**Textauszug:**

Teuerungsindikator:Getreide jagd Großhandelspreise nach oben
Die Hitzewelle im Frühsommer sorgte für Ernteausfälle im großen Stil. Das treibt die Getreidekosten binnen Jahrefrist um mehr als ein Drittel nach oben. Der Anstieg wirkt sich auf die Großhandelspreise aus.
Eine Kostenexplosion bei Getreide hat die deutschen Großhandelspreise im August so stark steigen lassen wie seit zwei Jahren nicht mehr. Sie zögen um durchschnittlich 6,4 Prozent im Vergleich zum Vorjahresmonat an, teilte das Statistische Bundesamt am Dienstag mit. "Dies war die höchste Jahresteuerungsrate seit August 2008 mit plus 6,8 Prozent", hieß es. Im Vergleich zum Vormonat wurden die Preise um 1,6 Prozent angehoben.
Preistreiber Nummer eins waren Getreide, Saatgut und Futtermittel. Sie kosteten 39,3 Prozent mehr als im August 2009 und 21,5 Prozent mehr als im Vormonat. Grund dafür waren Ernteausfälle in Deutschland aufgrund der Hitzewelle und das russische Verbot von Getreideausfuhren. Der weltweit drittgrößte Getreideexporteur hat die Lieferungen nach einer schweren Dürre bis Jahresende ausgesetzt.

**Arbeitsaufträge:**
a. Schreiben Sie aus dem Artikel über die Großhandelspreise den Abschnitt wörtlich ab, der mit „Eine Kostenexplosion bei“ beginnt und mit „1,6 Prozent angehoben.“ endet.
b. Fassen Sie den Absatz des Artikels über die Großhandelspreise, der mit „Preistreiber Nummer eins“ beginnt, knapper zusammen und behalten Sie dabei seine wesentlichen Angaben bei.
c. Führen Sie den Artikel über die Großhandelspreise im Anschluss an seinen letzten Satz weiter.
Das anschließende Material steht für sich und hat mit dem Artikel über die Großhandelspreise nichts zu tun.

**Vorliegendes Material:**
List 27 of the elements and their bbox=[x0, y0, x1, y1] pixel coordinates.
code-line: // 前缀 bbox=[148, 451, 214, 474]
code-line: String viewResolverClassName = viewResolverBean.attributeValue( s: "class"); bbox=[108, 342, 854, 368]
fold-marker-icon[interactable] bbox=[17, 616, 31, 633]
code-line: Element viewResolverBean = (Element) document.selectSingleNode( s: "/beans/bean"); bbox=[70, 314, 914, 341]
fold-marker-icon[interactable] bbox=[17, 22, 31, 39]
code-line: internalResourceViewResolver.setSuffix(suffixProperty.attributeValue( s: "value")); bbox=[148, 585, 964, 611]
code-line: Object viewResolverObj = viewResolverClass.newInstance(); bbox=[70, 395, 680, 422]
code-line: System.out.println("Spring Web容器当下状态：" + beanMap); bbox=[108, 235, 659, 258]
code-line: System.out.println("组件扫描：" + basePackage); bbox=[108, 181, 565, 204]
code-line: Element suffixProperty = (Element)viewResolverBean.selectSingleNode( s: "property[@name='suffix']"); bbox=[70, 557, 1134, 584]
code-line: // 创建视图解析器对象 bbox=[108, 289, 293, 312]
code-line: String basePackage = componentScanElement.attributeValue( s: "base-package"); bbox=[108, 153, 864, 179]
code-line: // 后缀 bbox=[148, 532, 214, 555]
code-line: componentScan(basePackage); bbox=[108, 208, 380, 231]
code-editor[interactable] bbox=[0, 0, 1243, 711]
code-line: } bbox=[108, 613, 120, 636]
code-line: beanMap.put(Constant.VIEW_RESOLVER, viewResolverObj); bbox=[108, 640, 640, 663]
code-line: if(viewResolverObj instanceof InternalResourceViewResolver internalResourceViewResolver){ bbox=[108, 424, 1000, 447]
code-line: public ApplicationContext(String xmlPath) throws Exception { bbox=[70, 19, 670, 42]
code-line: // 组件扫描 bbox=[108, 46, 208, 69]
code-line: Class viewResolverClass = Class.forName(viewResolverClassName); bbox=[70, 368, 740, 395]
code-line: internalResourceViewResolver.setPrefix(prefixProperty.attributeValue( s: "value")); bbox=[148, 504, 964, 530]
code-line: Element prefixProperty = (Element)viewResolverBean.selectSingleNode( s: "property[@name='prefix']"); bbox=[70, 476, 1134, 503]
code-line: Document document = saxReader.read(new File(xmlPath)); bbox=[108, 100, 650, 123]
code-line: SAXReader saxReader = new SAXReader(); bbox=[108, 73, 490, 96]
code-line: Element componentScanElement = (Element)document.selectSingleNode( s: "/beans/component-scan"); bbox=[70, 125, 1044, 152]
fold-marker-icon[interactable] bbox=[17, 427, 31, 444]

**Antworten je Aufgabe:**
a.
Eine Kostenexplosion bei Getreide hat die deutschen Großhandelspreise im August so stark steigen lassen wie seit zwei Jahren nicht mehr. Sie zögen um durchschnittlich 6,4 Prozent im Vergleich zum Vorjahresmonat an, teilte das Statistische Bundesamt am Dienstag mit. "Dies war die höchste Jahresteuerungsrate seit August 2008 mit plus 6,8 Prozent", hieß es. Im Vergleich zum Vormonat wurden die Preise um 1,6 Prozent angehoben.

b. Getreide, Saatgut und Futtermittel trieben die Preise am stärksten. Sie waren 39,3 Prozent teurer als im August 2009 und 21,5 Prozent teurer als im Vormonat. Ursachen waren hitzebedingte Ernteausfälle in Deutschland und das russische Verbot von Getreideausfuhren. Russland ist der weltweit drittgrößte Getreideexporteur und hat die Lieferungen nach einer schweren Dürre bis Jahresende ausgesetzt.

c.
Die Großhandelspreise gelten als Frühindikator für die Entwicklung der Lebenshaltungskosten, da sie die Richtung für die Preise im Einzelhandel vorgeben. Die meisten Experten sagen für dieses und nächstes Jahr aber weitgehend stabile Preise voraus. Die Teuerungsrate lag im August mit 1,0 Prozent deutlich unter der Schwelle von zwei Prozent, bis zu der die Europäische Zentralbank Preisstabilität gewährleistet sieht. Das Kieler Institut für Weltwirtschaft sagt für 2010 eine durchschnittliche Inflationsrate von 1,1 Prozent voraus und rechnet für 2011 mit 1,6 Prozent.